# Start of Dataset

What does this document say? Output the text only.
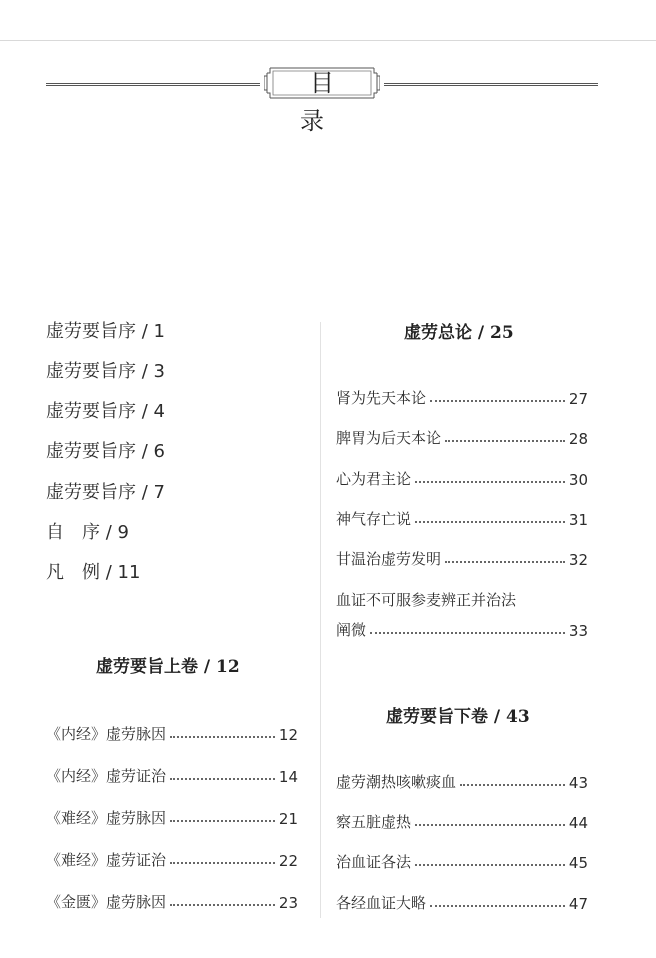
目 录
虚劳要旨序 / 1
虚劳要旨序 / 3
虚劳要旨序 / 4
虚劳要旨序 / 6
虚劳要旨序 / 7
自　序 / 9
凡　例 / 11
虚劳要旨上卷 / 12
《内经》虚劳脉因	12
《内经》虚劳证治	14
《难经》虚劳脉因	21
《难经》虚劳证治	22
《金匮》虚劳脉因	23
虚劳总论 / 25
肾为先天本论	27
脾胃为后天本论	28
心为君主论	30
神气存亡说	31
甘温治虚劳发明	32
血证不可服参麦辨正并治法
阐微	33
虚劳要旨下卷 / 43
虚劳潮热咳嗽痰血	43
察五脏虚热	44
治血证各法	45
各经血证大略	47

# End of Dataset

» **What is required**: Pictures in the records must not appear in the copy; transcribe everything else precisely.

» **Answer to this exercise**:
What does this document say? Output the text only.
目 录
虚劳要旨序 / 1
虚劳要旨序 / 3
虚劳要旨序 / 4
虚劳要旨序 / 6
虚劳要旨序 / 7
自　序 / 9
凡　例 / 11
虚劳要旨上卷 / 12
《内经》虚劳脉因	12
《内经》虚劳证治	14
《难经》虚劳脉因	21
《难经》虚劳证治	22
《金匮》虚劳脉因	23
虚劳总论 / 25
肾为先天本论	27
脾胃为后天本论	28
心为君主论	30
神气存亡说	31
甘温治虚劳发明	32
血证不可服参麦辨正并治法
阐微	33
虚劳要旨下卷 / 43
虚劳潮热咳嗽痰血	43
察五脏虚热	44
治血证各法	45
各经血证大略	47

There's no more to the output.